What you are asked to do »
Scan the data for lines with "SDTVAR" and report the count by itself.

Saved entries:
================

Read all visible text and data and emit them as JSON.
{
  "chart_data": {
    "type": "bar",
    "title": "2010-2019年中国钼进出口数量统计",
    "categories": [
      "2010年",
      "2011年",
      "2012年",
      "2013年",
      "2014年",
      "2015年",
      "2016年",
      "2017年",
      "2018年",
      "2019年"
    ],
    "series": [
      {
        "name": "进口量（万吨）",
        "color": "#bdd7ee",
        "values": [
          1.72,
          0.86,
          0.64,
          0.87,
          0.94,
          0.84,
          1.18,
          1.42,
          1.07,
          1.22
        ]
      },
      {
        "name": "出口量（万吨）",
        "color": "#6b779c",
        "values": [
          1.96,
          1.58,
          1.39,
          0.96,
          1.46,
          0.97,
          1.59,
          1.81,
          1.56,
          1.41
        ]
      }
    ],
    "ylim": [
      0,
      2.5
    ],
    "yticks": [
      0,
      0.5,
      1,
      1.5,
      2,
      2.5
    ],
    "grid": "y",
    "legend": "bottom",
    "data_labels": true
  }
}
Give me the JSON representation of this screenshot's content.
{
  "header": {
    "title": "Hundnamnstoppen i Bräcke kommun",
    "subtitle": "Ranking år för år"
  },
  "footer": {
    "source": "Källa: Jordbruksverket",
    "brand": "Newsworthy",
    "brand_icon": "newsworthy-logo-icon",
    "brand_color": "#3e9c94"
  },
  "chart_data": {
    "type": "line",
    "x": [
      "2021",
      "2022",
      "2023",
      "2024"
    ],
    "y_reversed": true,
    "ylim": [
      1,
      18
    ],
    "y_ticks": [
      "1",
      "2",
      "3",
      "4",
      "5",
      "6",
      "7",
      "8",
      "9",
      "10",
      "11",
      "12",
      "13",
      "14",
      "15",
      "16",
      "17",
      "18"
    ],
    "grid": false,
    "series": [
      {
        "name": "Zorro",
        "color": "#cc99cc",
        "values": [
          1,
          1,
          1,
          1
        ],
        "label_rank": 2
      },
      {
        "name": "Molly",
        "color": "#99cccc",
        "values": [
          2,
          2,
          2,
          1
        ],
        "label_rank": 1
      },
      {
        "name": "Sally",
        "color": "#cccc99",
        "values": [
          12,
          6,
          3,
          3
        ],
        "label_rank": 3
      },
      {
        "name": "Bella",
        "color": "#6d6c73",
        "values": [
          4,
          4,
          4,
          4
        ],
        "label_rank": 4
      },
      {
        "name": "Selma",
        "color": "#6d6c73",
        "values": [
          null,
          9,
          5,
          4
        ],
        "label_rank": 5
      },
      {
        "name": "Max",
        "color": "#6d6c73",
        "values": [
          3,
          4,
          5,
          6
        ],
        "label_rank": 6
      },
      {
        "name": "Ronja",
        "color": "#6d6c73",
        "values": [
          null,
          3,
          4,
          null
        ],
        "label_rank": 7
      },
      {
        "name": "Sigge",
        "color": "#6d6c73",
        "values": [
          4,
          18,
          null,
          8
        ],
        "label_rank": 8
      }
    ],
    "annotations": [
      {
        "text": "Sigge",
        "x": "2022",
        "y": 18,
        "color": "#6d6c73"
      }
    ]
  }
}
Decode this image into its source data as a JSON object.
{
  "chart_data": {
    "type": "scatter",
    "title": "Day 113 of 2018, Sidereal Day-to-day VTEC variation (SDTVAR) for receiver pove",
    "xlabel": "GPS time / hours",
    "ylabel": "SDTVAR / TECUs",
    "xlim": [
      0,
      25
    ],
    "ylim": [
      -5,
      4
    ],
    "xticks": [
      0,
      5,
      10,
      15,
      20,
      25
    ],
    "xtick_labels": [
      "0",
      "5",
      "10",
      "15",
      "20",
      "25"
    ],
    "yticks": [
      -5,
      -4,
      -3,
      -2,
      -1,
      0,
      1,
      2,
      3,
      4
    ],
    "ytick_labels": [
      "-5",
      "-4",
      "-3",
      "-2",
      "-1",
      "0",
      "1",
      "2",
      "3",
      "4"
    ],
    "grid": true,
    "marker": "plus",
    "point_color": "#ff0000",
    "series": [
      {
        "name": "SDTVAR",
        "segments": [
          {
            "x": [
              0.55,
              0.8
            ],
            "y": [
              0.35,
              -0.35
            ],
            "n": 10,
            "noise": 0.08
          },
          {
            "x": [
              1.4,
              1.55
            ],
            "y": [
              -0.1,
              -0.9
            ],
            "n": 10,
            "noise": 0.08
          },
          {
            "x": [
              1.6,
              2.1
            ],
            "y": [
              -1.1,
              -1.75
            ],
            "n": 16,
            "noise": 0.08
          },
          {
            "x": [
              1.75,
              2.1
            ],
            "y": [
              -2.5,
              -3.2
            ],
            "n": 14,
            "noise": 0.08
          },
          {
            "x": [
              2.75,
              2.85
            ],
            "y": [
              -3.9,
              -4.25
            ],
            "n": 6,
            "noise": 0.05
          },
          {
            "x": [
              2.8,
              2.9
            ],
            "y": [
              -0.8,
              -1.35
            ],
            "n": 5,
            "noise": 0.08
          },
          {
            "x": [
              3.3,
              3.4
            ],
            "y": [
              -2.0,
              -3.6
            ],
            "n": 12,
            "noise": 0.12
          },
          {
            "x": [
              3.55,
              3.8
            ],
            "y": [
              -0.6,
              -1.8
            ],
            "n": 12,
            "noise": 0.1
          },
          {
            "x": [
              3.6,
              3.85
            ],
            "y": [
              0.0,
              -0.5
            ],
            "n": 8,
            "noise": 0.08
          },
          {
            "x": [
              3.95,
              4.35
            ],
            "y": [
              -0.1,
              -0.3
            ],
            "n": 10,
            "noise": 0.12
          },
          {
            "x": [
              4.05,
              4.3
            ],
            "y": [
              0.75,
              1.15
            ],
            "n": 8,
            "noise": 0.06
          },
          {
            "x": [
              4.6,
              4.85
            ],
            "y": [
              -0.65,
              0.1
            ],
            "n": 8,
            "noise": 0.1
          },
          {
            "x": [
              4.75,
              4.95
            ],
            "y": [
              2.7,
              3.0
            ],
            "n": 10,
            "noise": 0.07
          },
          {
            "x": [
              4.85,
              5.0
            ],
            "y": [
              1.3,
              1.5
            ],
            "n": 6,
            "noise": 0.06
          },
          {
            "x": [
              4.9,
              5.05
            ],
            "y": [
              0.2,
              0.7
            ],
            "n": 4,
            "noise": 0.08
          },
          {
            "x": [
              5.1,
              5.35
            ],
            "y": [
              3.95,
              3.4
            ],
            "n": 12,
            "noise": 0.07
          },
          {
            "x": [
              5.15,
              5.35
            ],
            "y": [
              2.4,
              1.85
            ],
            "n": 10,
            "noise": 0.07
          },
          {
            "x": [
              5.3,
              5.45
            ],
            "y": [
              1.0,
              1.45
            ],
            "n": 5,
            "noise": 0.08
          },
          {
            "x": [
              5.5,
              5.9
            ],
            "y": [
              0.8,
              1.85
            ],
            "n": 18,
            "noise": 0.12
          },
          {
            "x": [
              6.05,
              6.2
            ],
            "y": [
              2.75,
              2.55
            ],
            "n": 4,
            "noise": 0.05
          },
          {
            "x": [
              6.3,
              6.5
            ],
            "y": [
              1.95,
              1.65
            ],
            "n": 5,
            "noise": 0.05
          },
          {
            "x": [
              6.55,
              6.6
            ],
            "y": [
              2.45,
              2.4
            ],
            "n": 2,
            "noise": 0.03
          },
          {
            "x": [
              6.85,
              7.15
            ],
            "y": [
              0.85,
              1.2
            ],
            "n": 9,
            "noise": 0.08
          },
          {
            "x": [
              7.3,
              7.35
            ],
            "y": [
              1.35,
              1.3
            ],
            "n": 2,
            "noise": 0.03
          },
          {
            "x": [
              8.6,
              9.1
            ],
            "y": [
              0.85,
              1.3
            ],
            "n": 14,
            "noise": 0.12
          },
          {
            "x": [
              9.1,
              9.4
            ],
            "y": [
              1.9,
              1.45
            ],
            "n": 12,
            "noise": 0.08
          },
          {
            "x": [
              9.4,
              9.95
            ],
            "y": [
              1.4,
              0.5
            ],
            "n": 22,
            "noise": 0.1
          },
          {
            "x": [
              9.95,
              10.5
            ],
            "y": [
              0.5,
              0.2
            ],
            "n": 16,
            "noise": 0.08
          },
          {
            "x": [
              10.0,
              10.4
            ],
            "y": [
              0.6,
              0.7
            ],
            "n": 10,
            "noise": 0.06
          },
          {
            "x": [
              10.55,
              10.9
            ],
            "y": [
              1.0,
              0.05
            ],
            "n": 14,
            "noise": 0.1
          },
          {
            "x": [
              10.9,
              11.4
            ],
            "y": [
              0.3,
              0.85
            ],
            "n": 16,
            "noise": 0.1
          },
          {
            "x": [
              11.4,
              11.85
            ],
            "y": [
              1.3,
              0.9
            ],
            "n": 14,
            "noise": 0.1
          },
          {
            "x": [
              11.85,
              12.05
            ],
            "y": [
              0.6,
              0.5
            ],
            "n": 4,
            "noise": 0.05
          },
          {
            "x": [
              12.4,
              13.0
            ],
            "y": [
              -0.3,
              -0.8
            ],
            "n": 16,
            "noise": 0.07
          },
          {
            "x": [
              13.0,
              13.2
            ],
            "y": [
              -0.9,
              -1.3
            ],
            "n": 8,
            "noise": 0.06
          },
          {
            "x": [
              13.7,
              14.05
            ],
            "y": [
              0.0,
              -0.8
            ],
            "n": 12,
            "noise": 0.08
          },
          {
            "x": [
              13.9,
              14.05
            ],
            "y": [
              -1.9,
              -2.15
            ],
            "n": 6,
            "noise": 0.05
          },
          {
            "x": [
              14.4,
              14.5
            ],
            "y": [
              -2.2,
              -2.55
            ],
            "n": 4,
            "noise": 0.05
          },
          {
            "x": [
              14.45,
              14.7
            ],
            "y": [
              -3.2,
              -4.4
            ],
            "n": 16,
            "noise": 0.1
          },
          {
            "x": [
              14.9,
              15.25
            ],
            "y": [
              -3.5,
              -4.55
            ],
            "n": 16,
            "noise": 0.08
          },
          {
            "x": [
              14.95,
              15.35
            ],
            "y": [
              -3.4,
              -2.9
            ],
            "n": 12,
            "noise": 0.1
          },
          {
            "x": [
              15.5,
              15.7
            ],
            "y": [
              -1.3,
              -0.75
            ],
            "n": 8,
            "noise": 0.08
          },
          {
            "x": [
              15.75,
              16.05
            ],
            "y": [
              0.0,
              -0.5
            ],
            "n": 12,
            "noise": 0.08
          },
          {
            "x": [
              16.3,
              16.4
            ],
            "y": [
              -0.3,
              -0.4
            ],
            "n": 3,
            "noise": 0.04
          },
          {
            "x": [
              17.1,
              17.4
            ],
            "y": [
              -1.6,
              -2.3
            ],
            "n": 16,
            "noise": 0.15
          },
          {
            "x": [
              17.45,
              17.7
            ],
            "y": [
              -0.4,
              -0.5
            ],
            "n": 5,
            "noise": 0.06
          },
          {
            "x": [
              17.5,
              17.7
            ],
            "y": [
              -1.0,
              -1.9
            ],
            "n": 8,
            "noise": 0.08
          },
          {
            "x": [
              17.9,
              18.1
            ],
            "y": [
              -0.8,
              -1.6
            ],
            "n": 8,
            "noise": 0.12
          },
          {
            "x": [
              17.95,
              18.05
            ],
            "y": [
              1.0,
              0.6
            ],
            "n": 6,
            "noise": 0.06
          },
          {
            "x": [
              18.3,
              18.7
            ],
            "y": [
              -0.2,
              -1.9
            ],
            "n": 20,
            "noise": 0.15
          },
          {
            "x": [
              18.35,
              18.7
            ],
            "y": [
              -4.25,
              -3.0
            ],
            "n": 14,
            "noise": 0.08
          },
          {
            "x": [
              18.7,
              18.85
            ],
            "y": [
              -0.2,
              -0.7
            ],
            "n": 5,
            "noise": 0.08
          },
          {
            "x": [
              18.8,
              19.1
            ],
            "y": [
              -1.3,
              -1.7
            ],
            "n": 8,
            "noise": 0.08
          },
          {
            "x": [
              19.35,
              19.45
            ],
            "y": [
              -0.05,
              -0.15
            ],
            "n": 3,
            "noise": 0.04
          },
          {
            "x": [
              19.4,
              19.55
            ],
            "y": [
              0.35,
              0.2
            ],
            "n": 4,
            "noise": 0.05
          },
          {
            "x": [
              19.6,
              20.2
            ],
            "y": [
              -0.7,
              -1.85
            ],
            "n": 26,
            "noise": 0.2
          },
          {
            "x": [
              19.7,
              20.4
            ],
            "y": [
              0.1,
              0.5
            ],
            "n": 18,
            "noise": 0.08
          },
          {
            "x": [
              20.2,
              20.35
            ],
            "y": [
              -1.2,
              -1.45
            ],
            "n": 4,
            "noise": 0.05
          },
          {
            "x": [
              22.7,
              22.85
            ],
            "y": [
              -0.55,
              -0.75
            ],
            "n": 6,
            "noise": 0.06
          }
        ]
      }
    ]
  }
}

================

Correct output »
3